### DIRECTIVE
The records below hold pictures; please leave those out and retype the rest exactly.

### RECORDS FOR PROCESSING
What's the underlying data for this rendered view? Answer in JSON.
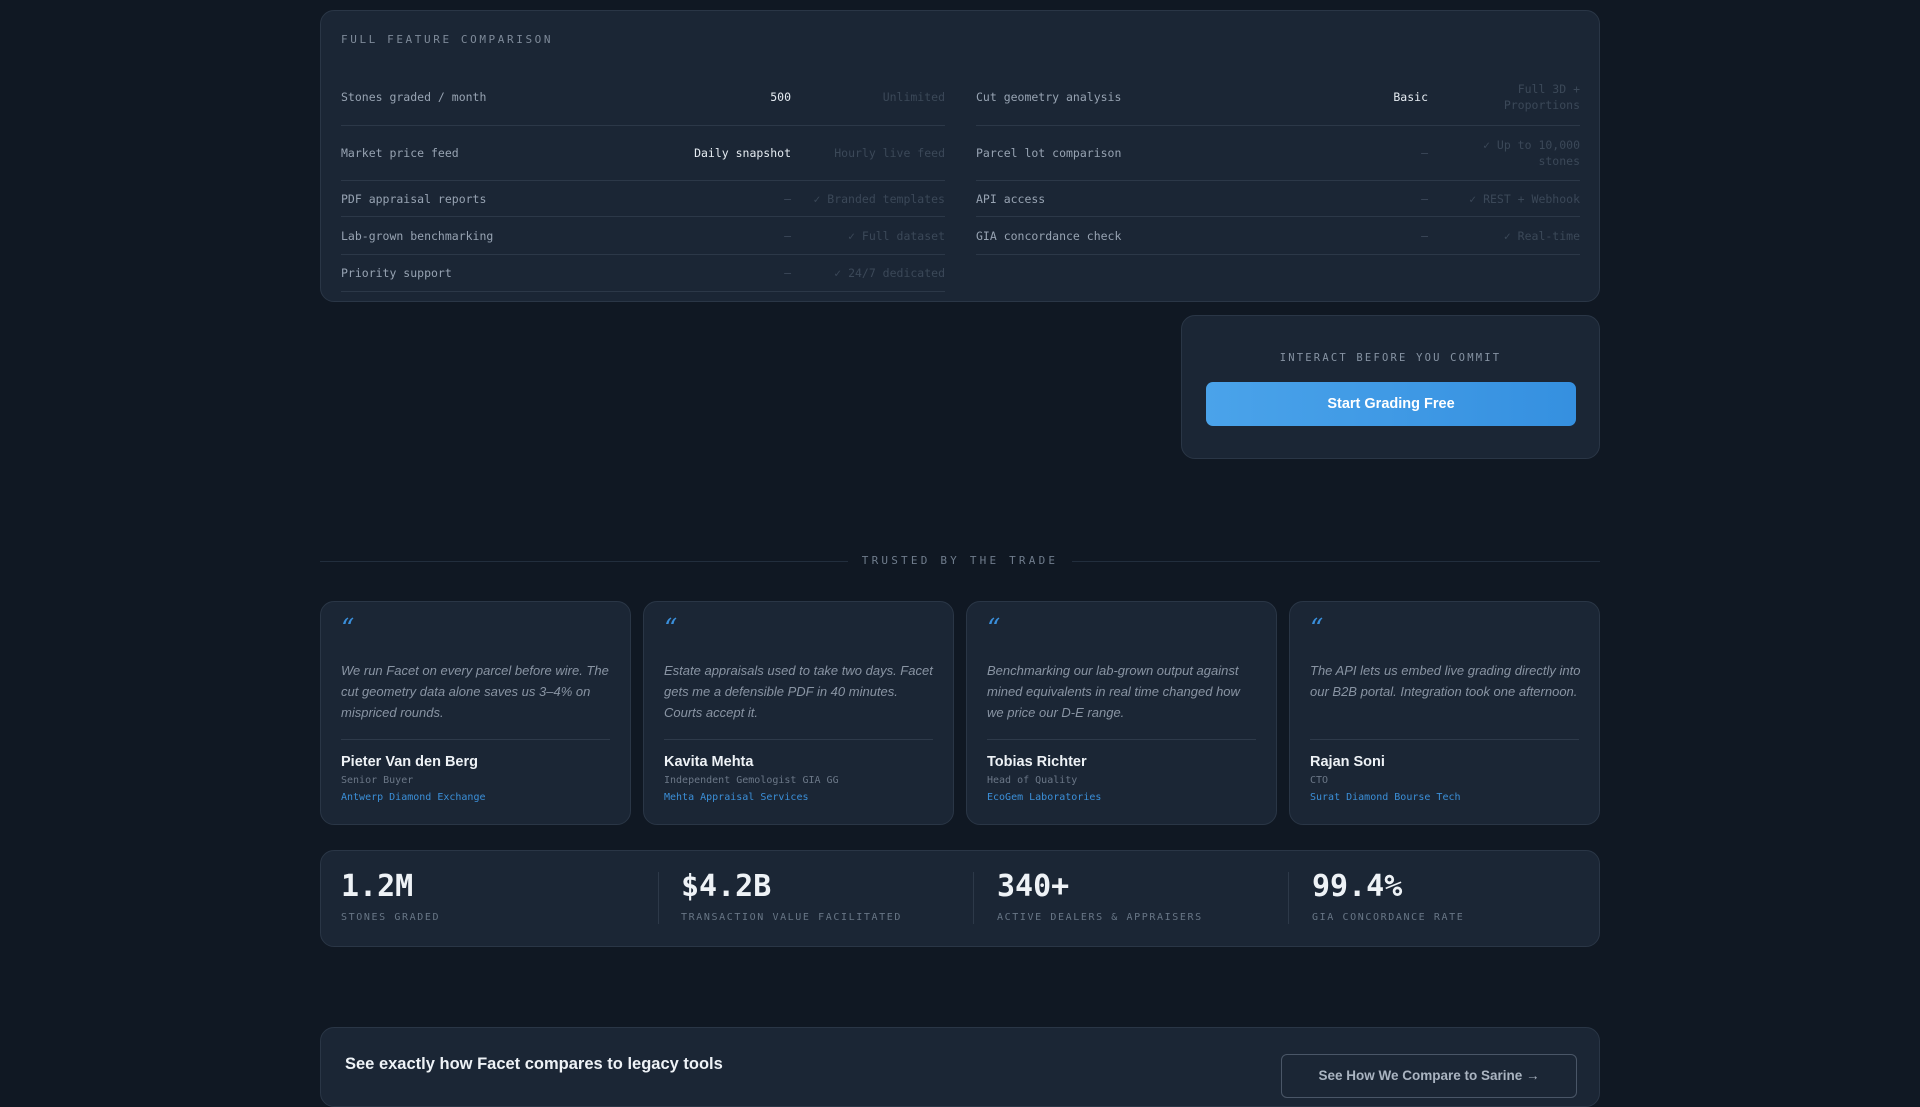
{
  "features": {
    "section_title": "FULL FEATURE COMPARISON",
    "left": [
      {
        "name": "Stones graded / month",
        "basic": "500",
        "pro": "Unlimited"
      },
      {
        "name": "Market price feed",
        "basic": "Daily snapshot",
        "pro": "Hourly live feed"
      },
      {
        "name": "PDF appraisal reports",
        "basic": "—",
        "pro": "✓ Branded templates"
      },
      {
        "name": "Lab-grown benchmarking",
        "basic": "—",
        "pro": "✓ Full dataset"
      },
      {
        "name": "Priority support",
        "basic": "—",
        "pro": "✓ 24/7 dedicated"
      }
    ],
    "right": [
      {
        "name": "Cut geometry analysis",
        "basic": "Basic",
        "pro": "Full 3D + Proportions"
      },
      {
        "name": "Parcel lot comparison",
        "basic": "—",
        "pro": "✓ Up to 10,000 stones"
      },
      {
        "name": "API access",
        "basic": "—",
        "pro": "✓ REST + Webhook"
      },
      {
        "name": "GIA concordance check",
        "basic": "—",
        "pro": "✓ Real-time"
      }
    ]
  },
  "cta": {
    "eyebrow": "INTERACT BEFORE YOU COMMIT",
    "button_label": "Start Grading Free",
    "accent": "#3d97e4"
  },
  "trusted": {
    "label": "TRUSTED BY THE TRADE"
  },
  "testimonials": [
    {
      "quote": "We run Facet on every parcel before wire. The cut geometry data alone saves us 3–4% on mispriced rounds.",
      "name": "Pieter Van den Berg",
      "role": "Senior Buyer",
      "company": "Antwerp Diamond Exchange"
    },
    {
      "quote": "Estate appraisals used to take two days. Facet gets me a defensible PDF in 40 minutes. Courts accept it.",
      "name": "Kavita Mehta",
      "role": "Independent Gemologist GIA GG",
      "company": "Mehta Appraisal Services"
    },
    {
      "quote": "Benchmarking our lab-grown output against mined equivalents in real time changed how we price our D-E range.",
      "name": "Tobias Richter",
      "role": "Head of Quality",
      "company": "EcoGem Laboratories"
    },
    {
      "quote": "The API lets us embed live grading directly into our B2B portal. Integration took one afternoon.",
      "name": "Rajan Soni",
      "role": "CTO",
      "company": "Surat Diamond Bourse Tech"
    }
  ],
  "stats": [
    {
      "value": "1.2M",
      "label": "STONES GRADED"
    },
    {
      "value": "$4.2B",
      "label": "TRANSACTION VALUE FACILITATED"
    },
    {
      "value": "340+",
      "label": "ACTIVE DEALERS & APPRAISERS"
    },
    {
      "value": "99.4%",
      "label": "GIA CONCORDANCE RATE"
    }
  ],
  "compare": {
    "heading": "See exactly how Facet compares to legacy tools",
    "button_label": "See How We Compare to Sarine →"
  }
}
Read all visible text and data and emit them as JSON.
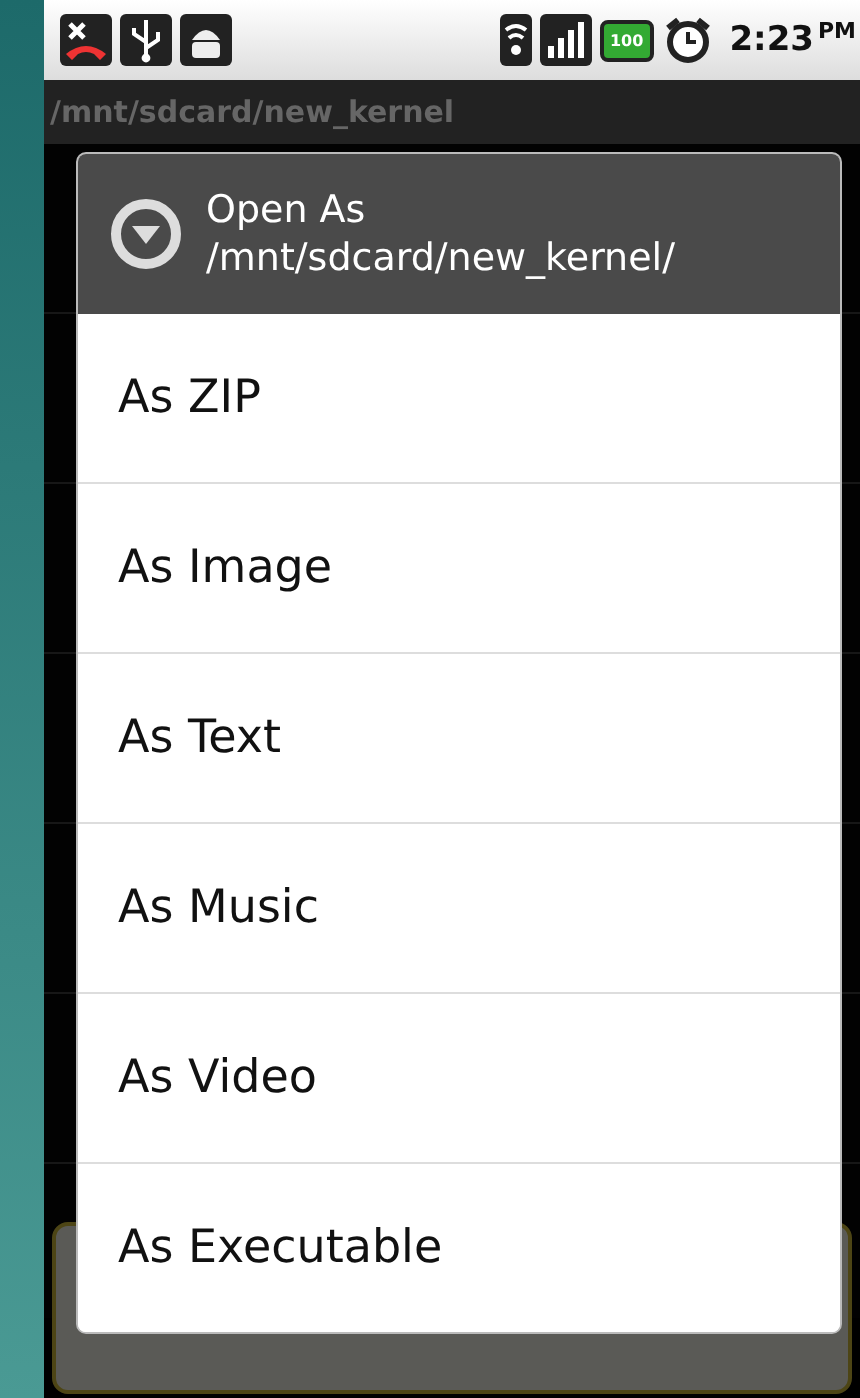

### ANSWER FOR THE TASK
What's the underlying data for this rendered view? Answer in JSON.
{
  "features": {
    "section_title": "FULL FEATURE COMPARISON",
    "left": [
      {
        "name": "Stones graded / month",
        "basic": "500",
        "pro": "Unlimited"
      },
      {
        "name": "Market price feed",
        "basic": "Daily snapshot",
        "pro": "Hourly live feed"
      },
      {
        "name": "PDF appraisal reports",
        "basic": "—",
        "pro": "✓ Branded templates"
      },
      {
        "name": "Lab-grown benchmarking",
        "basic": "—",
        "pro": "✓ Full dataset"
      },
      {
        "name": "Priority support",
        "basic": "—",
        "pro": "✓ 24/7 dedicated"
      }
    ],
    "right": [
      {
        "name": "Cut geometry analysis",
        "basic": "Basic",
        "pro": "Full 3D + Proportions"
      },
      {
        "name": "Parcel lot comparison",
        "basic": "—",
        "pro": "✓ Up to 10,000 stones"
      },
      {
        "name": "API access",
        "basic": "—",
        "pro": "✓ REST + Webhook"
      },
      {
        "name": "GIA concordance check",
        "basic": "—",
        "pro": "✓ Real-time"
      }
    ]
  },
  "cta": {
    "eyebrow": "INTERACT BEFORE YOU COMMIT",
    "button_label": "Start Grading Free",
    "accent": "#3d97e4"
  },
  "trusted": {
    "label": "TRUSTED BY THE TRADE"
  },
  "testimonials": [
    {
      "quote": "We run Facet on every parcel before wire. The cut geometry data alone saves us 3–4% on mispriced rounds.",
      "name": "Pieter Van den Berg",
      "role": "Senior Buyer",
      "company": "Antwerp Diamond Exchange"
    },
    {
      "quote": "Estate appraisals used to take two days. Facet gets me a defensible PDF in 40 minutes. Courts accept it.",
      "name": "Kavita Mehta",
      "role": "Independent Gemologist GIA GG",
      "company": "Mehta Appraisal Services"
    },
    {
      "quote": "Benchmarking our lab-grown output against mined equivalents in real time changed how we price our D-E range.",
      "name": "Tobias Richter",
      "role": "Head of Quality",
      "company": "EcoGem Laboratories"
    },
    {
      "quote": "The API lets us embed live grading directly into our B2B portal. Integration took one afternoon.",
      "name": "Rajan Soni",
      "role": "CTO",
      "company": "Surat Diamond Bourse Tech"
    }
  ],
  "stats": [
    {
      "value": "1.2M",
      "label": "STONES GRADED"
    },
    {
      "value": "$4.2B",
      "label": "TRANSACTION VALUE FACILITATED"
    },
    {
      "value": "340+",
      "label": "ACTIVE DEALERS & APPRAISERS"
    },
    {
      "value": "99.4%",
      "label": "GIA CONCORDANCE RATE"
    }
  ],
  "compare": {
    "heading": "See exactly how Facet compares to legacy tools",
    "button_label": "See How We Compare to Sarine →"
  }
}
Read all visible text and data and emit them as JSON.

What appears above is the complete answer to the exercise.